▶ [Given instruction] Look for the string "https" and copy every line that has it.

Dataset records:
#####

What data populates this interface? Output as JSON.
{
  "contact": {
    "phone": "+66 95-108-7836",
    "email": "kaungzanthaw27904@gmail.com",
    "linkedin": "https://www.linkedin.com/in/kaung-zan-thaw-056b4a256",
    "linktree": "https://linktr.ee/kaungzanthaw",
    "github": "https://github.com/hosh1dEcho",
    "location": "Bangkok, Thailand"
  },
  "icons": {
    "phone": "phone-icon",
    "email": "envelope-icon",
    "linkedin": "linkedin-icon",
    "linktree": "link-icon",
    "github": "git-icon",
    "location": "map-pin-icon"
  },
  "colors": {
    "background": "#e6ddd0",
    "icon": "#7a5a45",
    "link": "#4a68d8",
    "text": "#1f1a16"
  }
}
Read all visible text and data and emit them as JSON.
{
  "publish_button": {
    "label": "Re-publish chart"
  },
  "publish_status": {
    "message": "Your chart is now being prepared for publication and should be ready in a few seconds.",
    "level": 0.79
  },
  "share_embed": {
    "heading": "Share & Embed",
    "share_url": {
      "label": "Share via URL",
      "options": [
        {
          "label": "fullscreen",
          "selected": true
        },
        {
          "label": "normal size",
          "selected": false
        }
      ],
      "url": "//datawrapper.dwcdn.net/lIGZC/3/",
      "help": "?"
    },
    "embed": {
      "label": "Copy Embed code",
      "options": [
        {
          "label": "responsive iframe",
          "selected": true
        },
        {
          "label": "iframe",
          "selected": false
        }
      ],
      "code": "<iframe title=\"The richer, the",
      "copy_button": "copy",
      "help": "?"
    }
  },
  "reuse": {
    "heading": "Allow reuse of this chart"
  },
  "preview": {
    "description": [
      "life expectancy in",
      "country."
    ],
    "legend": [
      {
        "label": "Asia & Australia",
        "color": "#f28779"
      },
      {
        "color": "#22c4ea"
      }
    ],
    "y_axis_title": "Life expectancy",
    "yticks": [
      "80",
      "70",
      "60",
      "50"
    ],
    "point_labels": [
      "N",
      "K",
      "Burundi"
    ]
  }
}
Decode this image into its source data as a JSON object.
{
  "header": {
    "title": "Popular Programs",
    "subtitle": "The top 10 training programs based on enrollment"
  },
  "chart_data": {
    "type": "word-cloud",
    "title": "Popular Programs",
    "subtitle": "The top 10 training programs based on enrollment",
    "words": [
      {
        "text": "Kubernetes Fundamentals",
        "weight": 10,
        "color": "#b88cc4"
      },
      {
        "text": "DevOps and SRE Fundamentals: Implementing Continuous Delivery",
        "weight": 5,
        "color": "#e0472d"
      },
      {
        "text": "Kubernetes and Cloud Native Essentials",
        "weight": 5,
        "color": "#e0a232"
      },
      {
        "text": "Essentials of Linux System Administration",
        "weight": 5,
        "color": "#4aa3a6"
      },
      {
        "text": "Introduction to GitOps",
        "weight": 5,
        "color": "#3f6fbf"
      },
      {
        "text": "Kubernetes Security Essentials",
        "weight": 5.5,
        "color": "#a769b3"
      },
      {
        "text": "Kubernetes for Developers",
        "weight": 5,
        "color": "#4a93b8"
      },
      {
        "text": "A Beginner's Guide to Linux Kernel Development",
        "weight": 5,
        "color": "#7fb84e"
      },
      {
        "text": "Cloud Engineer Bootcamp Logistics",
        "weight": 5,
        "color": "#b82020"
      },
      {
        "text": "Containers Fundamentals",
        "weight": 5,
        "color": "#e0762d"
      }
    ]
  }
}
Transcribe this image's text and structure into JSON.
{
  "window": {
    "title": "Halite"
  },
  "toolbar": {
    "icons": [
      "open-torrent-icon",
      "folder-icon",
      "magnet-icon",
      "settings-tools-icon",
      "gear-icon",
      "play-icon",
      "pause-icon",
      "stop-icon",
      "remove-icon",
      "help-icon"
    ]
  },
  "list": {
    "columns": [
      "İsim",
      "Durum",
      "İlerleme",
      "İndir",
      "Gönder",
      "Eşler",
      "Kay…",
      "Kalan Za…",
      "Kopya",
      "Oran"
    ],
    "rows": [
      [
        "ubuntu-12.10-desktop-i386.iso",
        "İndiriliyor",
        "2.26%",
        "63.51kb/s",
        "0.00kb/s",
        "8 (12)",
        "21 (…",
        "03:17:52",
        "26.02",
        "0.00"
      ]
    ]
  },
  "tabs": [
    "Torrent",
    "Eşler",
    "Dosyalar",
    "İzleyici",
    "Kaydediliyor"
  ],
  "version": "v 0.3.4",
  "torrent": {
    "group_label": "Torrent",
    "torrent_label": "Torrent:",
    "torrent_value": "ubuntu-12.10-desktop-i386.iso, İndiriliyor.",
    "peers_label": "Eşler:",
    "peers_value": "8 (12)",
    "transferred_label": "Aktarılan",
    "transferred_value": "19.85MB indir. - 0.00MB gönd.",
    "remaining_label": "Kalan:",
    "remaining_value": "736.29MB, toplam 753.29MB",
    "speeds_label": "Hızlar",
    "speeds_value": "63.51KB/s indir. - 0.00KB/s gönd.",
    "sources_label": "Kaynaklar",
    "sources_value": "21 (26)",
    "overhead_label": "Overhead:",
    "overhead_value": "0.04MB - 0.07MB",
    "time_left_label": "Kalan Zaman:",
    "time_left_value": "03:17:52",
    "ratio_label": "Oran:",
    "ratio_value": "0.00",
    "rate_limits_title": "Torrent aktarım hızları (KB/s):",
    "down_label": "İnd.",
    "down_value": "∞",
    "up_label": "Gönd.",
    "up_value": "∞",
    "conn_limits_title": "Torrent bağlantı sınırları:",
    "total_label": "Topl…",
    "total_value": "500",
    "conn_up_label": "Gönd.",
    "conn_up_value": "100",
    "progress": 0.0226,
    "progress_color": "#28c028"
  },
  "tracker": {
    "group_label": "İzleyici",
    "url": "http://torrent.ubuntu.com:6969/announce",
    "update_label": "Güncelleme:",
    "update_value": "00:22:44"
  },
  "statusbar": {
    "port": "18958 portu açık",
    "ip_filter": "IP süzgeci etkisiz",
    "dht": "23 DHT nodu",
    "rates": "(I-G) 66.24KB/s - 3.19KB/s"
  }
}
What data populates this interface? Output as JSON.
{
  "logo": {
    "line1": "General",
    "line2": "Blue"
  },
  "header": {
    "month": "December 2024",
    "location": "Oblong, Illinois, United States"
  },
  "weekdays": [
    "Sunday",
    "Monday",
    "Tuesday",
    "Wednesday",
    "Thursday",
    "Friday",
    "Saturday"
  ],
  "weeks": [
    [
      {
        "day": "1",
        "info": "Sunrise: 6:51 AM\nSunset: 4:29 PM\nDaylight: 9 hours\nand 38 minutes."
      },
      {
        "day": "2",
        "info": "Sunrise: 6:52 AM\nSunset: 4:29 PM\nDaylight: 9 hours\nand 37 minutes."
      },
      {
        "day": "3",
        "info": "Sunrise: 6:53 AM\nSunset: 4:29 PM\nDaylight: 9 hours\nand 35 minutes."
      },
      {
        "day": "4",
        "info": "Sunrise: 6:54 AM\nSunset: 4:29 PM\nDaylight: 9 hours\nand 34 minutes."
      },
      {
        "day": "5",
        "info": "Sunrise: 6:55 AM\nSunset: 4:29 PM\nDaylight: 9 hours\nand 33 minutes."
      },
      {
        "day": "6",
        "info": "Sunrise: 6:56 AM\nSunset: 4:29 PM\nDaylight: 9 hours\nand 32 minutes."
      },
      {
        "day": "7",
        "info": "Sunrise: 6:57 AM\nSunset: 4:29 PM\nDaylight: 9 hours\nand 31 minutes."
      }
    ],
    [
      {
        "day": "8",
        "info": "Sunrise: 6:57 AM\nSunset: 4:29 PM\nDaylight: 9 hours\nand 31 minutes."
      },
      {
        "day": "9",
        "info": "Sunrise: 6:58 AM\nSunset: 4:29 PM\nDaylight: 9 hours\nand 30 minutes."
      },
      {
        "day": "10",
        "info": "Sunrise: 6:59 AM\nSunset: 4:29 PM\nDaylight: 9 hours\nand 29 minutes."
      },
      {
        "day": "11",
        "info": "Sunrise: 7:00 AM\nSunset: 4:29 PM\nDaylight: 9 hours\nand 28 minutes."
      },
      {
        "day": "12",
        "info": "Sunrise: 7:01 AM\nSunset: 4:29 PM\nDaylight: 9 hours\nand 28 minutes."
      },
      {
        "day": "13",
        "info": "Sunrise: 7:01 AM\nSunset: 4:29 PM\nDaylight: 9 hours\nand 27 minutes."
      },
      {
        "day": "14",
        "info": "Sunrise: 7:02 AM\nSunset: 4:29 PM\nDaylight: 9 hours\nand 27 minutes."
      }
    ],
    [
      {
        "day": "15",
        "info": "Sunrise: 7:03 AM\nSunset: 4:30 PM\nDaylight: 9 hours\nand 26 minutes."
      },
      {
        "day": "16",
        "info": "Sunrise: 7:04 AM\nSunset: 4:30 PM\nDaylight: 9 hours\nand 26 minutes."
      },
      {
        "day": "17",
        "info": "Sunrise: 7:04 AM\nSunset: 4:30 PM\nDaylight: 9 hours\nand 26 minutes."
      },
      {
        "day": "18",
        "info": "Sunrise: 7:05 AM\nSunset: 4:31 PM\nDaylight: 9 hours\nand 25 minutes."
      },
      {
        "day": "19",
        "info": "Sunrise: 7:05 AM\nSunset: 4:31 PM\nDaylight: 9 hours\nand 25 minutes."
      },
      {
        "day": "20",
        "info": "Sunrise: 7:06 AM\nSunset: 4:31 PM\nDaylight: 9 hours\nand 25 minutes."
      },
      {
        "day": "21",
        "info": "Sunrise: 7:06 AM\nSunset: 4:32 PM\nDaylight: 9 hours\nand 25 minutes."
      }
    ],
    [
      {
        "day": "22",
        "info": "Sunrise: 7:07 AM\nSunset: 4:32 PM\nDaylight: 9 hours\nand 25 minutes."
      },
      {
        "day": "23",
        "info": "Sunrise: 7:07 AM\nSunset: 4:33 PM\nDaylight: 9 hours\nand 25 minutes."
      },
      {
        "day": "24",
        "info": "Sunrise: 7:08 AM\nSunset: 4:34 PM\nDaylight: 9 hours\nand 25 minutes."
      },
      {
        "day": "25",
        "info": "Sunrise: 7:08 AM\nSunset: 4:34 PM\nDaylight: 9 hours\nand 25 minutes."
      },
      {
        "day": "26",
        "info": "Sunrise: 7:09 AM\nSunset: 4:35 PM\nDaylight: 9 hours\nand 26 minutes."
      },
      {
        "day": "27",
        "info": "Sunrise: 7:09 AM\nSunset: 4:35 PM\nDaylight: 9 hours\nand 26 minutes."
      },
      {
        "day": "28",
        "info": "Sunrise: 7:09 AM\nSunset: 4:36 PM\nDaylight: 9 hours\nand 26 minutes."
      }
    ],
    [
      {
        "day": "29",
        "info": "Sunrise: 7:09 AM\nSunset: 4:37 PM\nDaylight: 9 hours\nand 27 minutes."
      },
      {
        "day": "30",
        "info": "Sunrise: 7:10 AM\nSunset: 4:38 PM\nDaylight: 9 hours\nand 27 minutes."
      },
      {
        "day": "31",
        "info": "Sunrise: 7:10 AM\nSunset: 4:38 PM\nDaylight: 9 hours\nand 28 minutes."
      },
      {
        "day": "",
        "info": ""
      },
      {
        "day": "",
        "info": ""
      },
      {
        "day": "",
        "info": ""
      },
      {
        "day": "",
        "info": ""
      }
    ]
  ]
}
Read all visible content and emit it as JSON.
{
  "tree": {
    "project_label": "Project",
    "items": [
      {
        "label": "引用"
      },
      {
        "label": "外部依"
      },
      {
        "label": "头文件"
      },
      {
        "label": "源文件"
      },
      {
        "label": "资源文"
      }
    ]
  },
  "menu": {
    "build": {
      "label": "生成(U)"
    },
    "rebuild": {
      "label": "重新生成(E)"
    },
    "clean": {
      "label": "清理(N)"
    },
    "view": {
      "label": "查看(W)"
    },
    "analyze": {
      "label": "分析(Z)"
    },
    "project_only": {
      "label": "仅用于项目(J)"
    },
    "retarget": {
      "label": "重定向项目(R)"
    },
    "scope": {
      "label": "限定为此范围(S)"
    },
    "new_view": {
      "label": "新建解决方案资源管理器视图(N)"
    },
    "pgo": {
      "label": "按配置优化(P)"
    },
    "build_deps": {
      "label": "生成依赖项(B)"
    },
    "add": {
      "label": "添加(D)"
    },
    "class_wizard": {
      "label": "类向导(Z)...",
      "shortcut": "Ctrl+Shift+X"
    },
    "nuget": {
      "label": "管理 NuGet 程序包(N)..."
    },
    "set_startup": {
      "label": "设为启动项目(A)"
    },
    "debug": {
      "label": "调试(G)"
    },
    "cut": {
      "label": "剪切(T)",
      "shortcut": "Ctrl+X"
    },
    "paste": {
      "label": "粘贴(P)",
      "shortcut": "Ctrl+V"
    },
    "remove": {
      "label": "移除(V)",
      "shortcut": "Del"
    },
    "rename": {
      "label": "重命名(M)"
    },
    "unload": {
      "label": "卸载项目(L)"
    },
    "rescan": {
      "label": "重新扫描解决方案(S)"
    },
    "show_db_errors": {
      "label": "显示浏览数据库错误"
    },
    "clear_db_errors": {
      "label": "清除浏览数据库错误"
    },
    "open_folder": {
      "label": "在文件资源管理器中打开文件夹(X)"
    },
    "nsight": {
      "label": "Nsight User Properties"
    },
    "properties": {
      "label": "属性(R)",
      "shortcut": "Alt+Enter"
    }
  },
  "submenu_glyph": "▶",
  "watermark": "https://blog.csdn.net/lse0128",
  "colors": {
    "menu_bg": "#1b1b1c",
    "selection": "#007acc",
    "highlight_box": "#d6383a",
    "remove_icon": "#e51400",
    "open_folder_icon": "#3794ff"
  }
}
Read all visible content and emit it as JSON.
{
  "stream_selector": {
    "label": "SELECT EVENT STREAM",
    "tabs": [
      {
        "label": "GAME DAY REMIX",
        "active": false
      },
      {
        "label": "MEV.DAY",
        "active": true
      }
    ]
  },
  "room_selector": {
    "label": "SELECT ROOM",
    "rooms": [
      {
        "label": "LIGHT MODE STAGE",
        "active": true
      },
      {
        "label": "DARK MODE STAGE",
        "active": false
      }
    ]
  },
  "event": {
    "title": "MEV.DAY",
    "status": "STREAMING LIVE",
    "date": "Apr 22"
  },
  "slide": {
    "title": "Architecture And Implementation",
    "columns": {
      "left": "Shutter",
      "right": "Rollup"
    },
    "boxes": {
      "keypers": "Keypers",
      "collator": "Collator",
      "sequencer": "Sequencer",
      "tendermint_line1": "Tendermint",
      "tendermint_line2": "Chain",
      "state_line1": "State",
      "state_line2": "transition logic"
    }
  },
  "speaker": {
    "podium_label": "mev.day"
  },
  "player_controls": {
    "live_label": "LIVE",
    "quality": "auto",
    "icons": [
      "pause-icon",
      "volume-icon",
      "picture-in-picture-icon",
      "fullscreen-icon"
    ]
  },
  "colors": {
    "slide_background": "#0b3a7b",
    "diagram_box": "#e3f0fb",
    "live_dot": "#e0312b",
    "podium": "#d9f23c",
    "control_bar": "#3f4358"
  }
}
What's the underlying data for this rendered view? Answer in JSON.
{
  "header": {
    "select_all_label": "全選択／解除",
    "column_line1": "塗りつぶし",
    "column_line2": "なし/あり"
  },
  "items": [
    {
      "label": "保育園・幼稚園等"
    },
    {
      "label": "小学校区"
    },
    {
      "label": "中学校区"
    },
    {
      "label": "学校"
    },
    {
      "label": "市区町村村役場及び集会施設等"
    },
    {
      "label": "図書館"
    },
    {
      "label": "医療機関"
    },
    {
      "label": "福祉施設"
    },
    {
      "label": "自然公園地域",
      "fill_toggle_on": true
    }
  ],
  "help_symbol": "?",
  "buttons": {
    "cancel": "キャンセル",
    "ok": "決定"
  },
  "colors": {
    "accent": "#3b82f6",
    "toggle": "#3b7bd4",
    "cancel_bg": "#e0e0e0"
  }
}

#####

▶ [Output]
    "linkedin": "https://www.linkedin.com/in/kaung-zan-thaw-056b4a256",
    "linktree": "https://linktr.ee/kaungzanthaw",
    "github": "https://github.com/hosh1dEcho",
  "watermark": "https://blog.csdn.net/lse0128",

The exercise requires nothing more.